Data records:
☆ ☆ ☆ ☆ ☆

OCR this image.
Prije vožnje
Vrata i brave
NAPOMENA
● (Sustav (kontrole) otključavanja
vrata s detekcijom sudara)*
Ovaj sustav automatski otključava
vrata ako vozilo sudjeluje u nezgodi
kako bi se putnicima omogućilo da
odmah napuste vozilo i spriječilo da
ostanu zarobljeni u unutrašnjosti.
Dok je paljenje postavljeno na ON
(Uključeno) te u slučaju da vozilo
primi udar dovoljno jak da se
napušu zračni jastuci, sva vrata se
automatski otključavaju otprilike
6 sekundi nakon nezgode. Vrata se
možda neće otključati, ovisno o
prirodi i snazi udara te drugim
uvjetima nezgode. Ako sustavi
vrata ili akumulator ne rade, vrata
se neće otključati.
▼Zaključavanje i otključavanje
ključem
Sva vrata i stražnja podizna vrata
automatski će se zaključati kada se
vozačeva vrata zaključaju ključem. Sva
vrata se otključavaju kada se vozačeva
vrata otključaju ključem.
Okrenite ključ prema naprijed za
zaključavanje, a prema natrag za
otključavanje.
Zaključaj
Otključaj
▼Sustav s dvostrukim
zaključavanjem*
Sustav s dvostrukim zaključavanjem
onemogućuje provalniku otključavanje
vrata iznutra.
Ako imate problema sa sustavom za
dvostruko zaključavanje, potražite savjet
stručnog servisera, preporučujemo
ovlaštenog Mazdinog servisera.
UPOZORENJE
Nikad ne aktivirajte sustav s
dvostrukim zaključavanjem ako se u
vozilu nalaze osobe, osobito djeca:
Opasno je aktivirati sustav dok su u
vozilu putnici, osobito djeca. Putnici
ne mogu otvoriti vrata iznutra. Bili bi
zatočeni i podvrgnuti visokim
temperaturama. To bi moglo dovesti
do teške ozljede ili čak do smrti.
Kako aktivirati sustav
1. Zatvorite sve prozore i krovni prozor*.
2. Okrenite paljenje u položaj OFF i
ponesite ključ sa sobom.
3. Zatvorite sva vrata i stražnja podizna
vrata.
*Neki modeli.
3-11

☆ ☆ ☆ ☆ ☆

» **Exercise requirements**
Sift through the entries and copy every line with "otključati".

» **Output for this exercise**
možda neće otključati, ovisno o
se neće otključati.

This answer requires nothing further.